*Exercise instructions*
The listing below is to be output in its exact form.

*Stored data*

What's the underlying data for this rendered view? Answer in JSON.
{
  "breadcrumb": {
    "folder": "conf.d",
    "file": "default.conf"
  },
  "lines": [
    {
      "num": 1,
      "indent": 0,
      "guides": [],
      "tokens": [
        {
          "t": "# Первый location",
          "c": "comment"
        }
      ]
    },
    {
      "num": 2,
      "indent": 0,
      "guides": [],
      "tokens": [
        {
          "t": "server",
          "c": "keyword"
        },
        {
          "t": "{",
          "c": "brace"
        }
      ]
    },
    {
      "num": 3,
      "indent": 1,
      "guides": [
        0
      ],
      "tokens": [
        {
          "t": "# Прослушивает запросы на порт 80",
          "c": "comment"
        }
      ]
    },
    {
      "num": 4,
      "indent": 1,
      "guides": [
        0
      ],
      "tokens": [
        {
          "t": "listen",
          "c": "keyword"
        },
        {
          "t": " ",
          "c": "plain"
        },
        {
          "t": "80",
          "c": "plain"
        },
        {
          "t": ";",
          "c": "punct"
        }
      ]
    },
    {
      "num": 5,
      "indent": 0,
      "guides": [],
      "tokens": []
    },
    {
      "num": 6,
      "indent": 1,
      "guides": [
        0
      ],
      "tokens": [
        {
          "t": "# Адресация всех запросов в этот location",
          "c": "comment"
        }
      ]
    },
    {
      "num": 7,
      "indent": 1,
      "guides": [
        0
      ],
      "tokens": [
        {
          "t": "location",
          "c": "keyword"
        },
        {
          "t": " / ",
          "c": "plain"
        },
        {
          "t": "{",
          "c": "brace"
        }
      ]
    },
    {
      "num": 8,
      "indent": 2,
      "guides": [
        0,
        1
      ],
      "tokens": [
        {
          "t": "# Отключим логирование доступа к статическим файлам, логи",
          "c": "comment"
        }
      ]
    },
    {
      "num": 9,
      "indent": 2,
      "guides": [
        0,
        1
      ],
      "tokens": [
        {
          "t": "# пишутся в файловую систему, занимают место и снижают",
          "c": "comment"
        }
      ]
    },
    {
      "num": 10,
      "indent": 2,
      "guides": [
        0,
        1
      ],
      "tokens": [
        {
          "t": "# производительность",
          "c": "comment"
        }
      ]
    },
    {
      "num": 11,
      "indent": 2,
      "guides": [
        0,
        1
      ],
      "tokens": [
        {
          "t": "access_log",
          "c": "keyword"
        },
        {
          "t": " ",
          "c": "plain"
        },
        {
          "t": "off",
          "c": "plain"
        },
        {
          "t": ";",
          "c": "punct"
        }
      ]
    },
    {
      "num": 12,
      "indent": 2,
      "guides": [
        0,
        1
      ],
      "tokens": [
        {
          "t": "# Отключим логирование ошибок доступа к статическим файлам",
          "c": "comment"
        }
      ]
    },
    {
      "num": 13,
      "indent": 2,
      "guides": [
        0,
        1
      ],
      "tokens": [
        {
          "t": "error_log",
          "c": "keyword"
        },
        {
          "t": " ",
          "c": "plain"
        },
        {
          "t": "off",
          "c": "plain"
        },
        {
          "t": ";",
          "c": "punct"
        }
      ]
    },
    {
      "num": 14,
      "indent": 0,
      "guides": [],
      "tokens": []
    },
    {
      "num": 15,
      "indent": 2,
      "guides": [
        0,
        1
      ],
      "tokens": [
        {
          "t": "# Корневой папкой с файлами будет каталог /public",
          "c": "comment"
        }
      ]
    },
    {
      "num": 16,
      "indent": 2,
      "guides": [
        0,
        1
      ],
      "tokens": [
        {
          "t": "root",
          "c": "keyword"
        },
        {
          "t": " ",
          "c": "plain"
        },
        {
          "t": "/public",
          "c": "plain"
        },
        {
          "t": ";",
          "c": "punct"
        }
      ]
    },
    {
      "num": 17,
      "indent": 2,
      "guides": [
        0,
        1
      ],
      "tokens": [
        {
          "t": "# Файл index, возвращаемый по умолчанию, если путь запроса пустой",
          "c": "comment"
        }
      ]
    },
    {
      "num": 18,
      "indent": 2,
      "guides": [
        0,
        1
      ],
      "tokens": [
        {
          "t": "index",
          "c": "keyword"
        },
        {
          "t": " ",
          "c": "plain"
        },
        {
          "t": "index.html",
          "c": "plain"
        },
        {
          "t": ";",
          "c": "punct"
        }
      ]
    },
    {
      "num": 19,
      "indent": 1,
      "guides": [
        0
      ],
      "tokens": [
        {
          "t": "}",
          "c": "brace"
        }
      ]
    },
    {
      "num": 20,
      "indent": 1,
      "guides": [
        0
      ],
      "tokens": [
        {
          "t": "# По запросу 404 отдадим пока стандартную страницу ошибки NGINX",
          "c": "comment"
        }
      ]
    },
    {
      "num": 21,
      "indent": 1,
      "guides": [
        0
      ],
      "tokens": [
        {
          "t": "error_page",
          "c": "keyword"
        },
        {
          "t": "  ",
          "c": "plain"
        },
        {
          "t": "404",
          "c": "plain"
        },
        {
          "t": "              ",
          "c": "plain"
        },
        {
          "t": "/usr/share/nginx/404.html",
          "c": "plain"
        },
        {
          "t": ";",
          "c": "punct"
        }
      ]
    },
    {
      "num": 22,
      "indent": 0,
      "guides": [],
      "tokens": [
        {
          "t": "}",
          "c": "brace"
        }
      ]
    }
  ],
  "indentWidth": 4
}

*Answer in full*
What's the underlying data for this rendered view? Answer in JSON.
{
  "breadcrumb": {
    "folder": "conf.d",
    "file": "default.conf"
  },
  "lines": [
    {
      "num": 1,
      "indent": 0,
      "guides": [],
      "tokens": [
        {
          "t": "# Первый location",
          "c": "comment"
        }
      ]
    },
    {
      "num": 2,
      "indent": 0,
      "guides": [],
      "tokens": [
        {
          "t": "server",
          "c": "keyword"
        },
        {
          "t": "{",
          "c": "brace"
        }
      ]
    },
    {
      "num": 3,
      "indent": 1,
      "guides": [
        0
      ],
      "tokens": [
        {
          "t": "# Прослушивает запросы на порт 80",
          "c": "comment"
        }
      ]
    },
    {
      "num": 4,
      "indent": 1,
      "guides": [
        0
      ],
      "tokens": [
        {
          "t": "listen",
          "c": "keyword"
        },
        {
          "t": " ",
          "c": "plain"
        },
        {
          "t": "80",
          "c": "plain"
        },
        {
          "t": ";",
          "c": "punct"
        }
      ]
    },
    {
      "num": 5,
      "indent": 0,
      "guides": [],
      "tokens": []
    },
    {
      "num": 6,
      "indent": 1,
      "guides": [
        0
      ],
      "tokens": [
        {
          "t": "# Адресация всех запросов в этот location",
          "c": "comment"
        }
      ]
    },
    {
      "num": 7,
      "indent": 1,
      "guides": [
        0
      ],
      "tokens": [
        {
          "t": "location",
          "c": "keyword"
        },
        {
          "t": " / ",
          "c": "plain"
        },
        {
          "t": "{",
          "c": "brace"
        }
      ]
    },
    {
      "num": 8,
      "indent": 2,
      "guides": [
        0,
        1
      ],
      "tokens": [
        {
          "t": "# Отключим логирование доступа к статическим файлам, логи",
          "c": "comment"
        }
      ]
    },
    {
      "num": 9,
      "indent": 2,
      "guides": [
        0,
        1
      ],
      "tokens": [
        {
          "t": "# пишутся в файловую систему, занимают место и снижают",
          "c": "comment"
        }
      ]
    },
    {
      "num": 10,
      "indent": 2,
      "guides": [
        0,
        1
      ],
      "tokens": [
        {
          "t": "# производительность",
          "c": "comment"
        }
      ]
    },
    {
      "num": 11,
      "indent": 2,
      "guides": [
        0,
        1
      ],
      "tokens": [
        {
          "t": "access_log",
          "c": "keyword"
        },
        {
          "t": " ",
          "c": "plain"
        },
        {
          "t": "off",
          "c": "plain"
        },
        {
          "t": ";",
          "c": "punct"
        }
      ]
    },
    {
      "num": 12,
      "indent": 2,
      "guides": [
        0,
        1
      ],
      "tokens": [
        {
          "t": "# Отключим логирование ошибок доступа к статическим файлам",
          "c": "comment"
        }
      ]
    },
    {
      "num": 13,
      "indent": 2,
      "guides": [
        0,
        1
      ],
      "tokens": [
        {
          "t": "error_log",
          "c": "keyword"
        },
        {
          "t": " ",
          "c": "plain"
        },
        {
          "t": "off",
          "c": "plain"
        },
        {
          "t": ";",
          "c": "punct"
        }
      ]
    },
    {
      "num": 14,
      "indent": 0,
      "guides": [],
      "tokens": []
    },
    {
      "num": 15,
      "indent": 2,
      "guides": [
        0,
        1
      ],
      "tokens": [
        {
          "t": "# Корневой папкой с файлами будет каталог /public",
          "c": "comment"
        }
      ]
    },
    {
      "num": 16,
      "indent": 2,
      "guides": [
        0,
        1
      ],
      "tokens": [
        {
          "t": "root",
          "c": "keyword"
        },
        {
          "t": " ",
          "c": "plain"
        },
        {
          "t": "/public",
          "c": "plain"
        },
        {
          "t": ";",
          "c": "punct"
        }
      ]
    },
    {
      "num": 17,
      "indent": 2,
      "guides": [
        0,
        1
      ],
      "tokens": [
        {
          "t": "# Файл index, возвращаемый по умолчанию, если путь запроса пустой",
          "c": "comment"
        }
      ]
    },
    {
      "num": 18,
      "indent": 2,
      "guides": [
        0,
        1
      ],
      "tokens": [
        {
          "t": "index",
          "c": "keyword"
        },
        {
          "t": " ",
          "c": "plain"
        },
        {
          "t": "index.html",
          "c": "plain"
        },
        {
          "t": ";",
          "c": "punct"
        }
      ]
    },
    {
      "num": 19,
      "indent": 1,
      "guides": [
        0
      ],
      "tokens": [
        {
          "t": "}",
          "c": "brace"
        }
      ]
    },
    {
      "num": 20,
      "indent": 1,
      "guides": [
        0
      ],
      "tokens": [
        {
          "t": "# По запросу 404 отдадим пока стандартную страницу ошибки NGINX",
          "c": "comment"
        }
      ]
    },
    {
      "num": 21,
      "indent": 1,
      "guides": [
        0
      ],
      "tokens": [
        {
          "t": "error_page",
          "c": "keyword"
        },
        {
          "t": "  ",
          "c": "plain"
        },
        {
          "t": "404",
          "c": "plain"
        },
        {
          "t": "              ",
          "c": "plain"
        },
        {
          "t": "/usr/share/nginx/404.html",
          "c": "plain"
        },
        {
          "t": ";",
          "c": "punct"
        }
      ]
    },
    {
      "num": 22,
      "indent": 0,
      "guides": [],
      "tokens": [
        {
          "t": "}",
          "c": "brace"
        }
      ]
    }
  ],
  "indentWidth": 4
}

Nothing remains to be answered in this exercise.